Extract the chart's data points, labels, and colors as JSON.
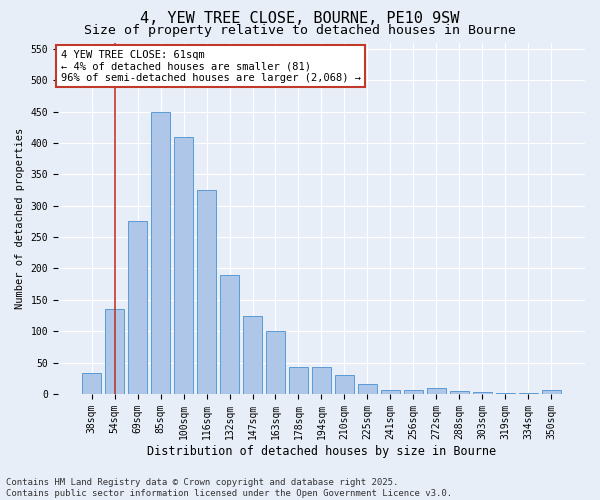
{
  "title": "4, YEW TREE CLOSE, BOURNE, PE10 9SW",
  "subtitle": "Size of property relative to detached houses in Bourne",
  "xlabel": "Distribution of detached houses by size in Bourne",
  "ylabel": "Number of detached properties",
  "categories": [
    "38sqm",
    "54sqm",
    "69sqm",
    "85sqm",
    "100sqm",
    "116sqm",
    "132sqm",
    "147sqm",
    "163sqm",
    "178sqm",
    "194sqm",
    "210sqm",
    "225sqm",
    "241sqm",
    "256sqm",
    "272sqm",
    "288sqm",
    "303sqm",
    "319sqm",
    "334sqm",
    "350sqm"
  ],
  "values": [
    33,
    135,
    275,
    450,
    410,
    325,
    190,
    125,
    100,
    43,
    43,
    30,
    16,
    7,
    7,
    9,
    4,
    3,
    1,
    1,
    6
  ],
  "bar_color": "#aec6e8",
  "bar_edge_color": "#5b9bd5",
  "vline_x": 1,
  "vline_color": "#c0392b",
  "annotation_text": "4 YEW TREE CLOSE: 61sqm\n← 4% of detached houses are smaller (81)\n96% of semi-detached houses are larger (2,068) →",
  "annotation_box_color": "#c0392b",
  "ylim": [
    0,
    560
  ],
  "yticks": [
    0,
    50,
    100,
    150,
    200,
    250,
    300,
    350,
    400,
    450,
    500,
    550
  ],
  "bg_color": "#e8eef8",
  "grid_color": "#ffffff",
  "footer": "Contains HM Land Registry data © Crown copyright and database right 2025.\nContains public sector information licensed under the Open Government Licence v3.0.",
  "title_fontsize": 11,
  "subtitle_fontsize": 9.5,
  "xlabel_fontsize": 8.5,
  "ylabel_fontsize": 7.5,
  "tick_fontsize": 7,
  "annotation_fontsize": 7.5,
  "footer_fontsize": 6.5
}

——

§ Short problem:
Copy each line above precisely, dropping the pictures.

§ Exercise result:
Extract the chart's data points, labels, and colors as JSON.
{
  "title": "4, YEW TREE CLOSE, BOURNE, PE10 9SW",
  "subtitle": "Size of property relative to detached houses in Bourne",
  "xlabel": "Distribution of detached houses by size in Bourne",
  "ylabel": "Number of detached properties",
  "categories": [
    "38sqm",
    "54sqm",
    "69sqm",
    "85sqm",
    "100sqm",
    "116sqm",
    "132sqm",
    "147sqm",
    "163sqm",
    "178sqm",
    "194sqm",
    "210sqm",
    "225sqm",
    "241sqm",
    "256sqm",
    "272sqm",
    "288sqm",
    "303sqm",
    "319sqm",
    "334sqm",
    "350sqm"
  ],
  "values": [
    33,
    135,
    275,
    450,
    410,
    325,
    190,
    125,
    100,
    43,
    43,
    30,
    16,
    7,
    7,
    9,
    4,
    3,
    1,
    1,
    6
  ],
  "bar_color": "#aec6e8",
  "bar_edge_color": "#5b9bd5",
  "vline_x": 1,
  "vline_color": "#c0392b",
  "annotation_text": "4 YEW TREE CLOSE: 61sqm\n← 4% of detached houses are smaller (81)\n96% of semi-detached houses are larger (2,068) →",
  "annotation_box_color": "#c0392b",
  "ylim": [
    0,
    560
  ],
  "yticks": [
    0,
    50,
    100,
    150,
    200,
    250,
    300,
    350,
    400,
    450,
    500,
    550
  ],
  "bg_color": "#e8eef8",
  "grid_color": "#ffffff",
  "footer": "Contains HM Land Registry data © Crown copyright and database right 2025.\nContains public sector information licensed under the Open Government Licence v3.0.",
  "title_fontsize": 11,
  "subtitle_fontsize": 9.5,
  "xlabel_fontsize": 8.5,
  "ylabel_fontsize": 7.5,
  "tick_fontsize": 7,
  "annotation_fontsize": 7.5,
  "footer_fontsize": 6.5
}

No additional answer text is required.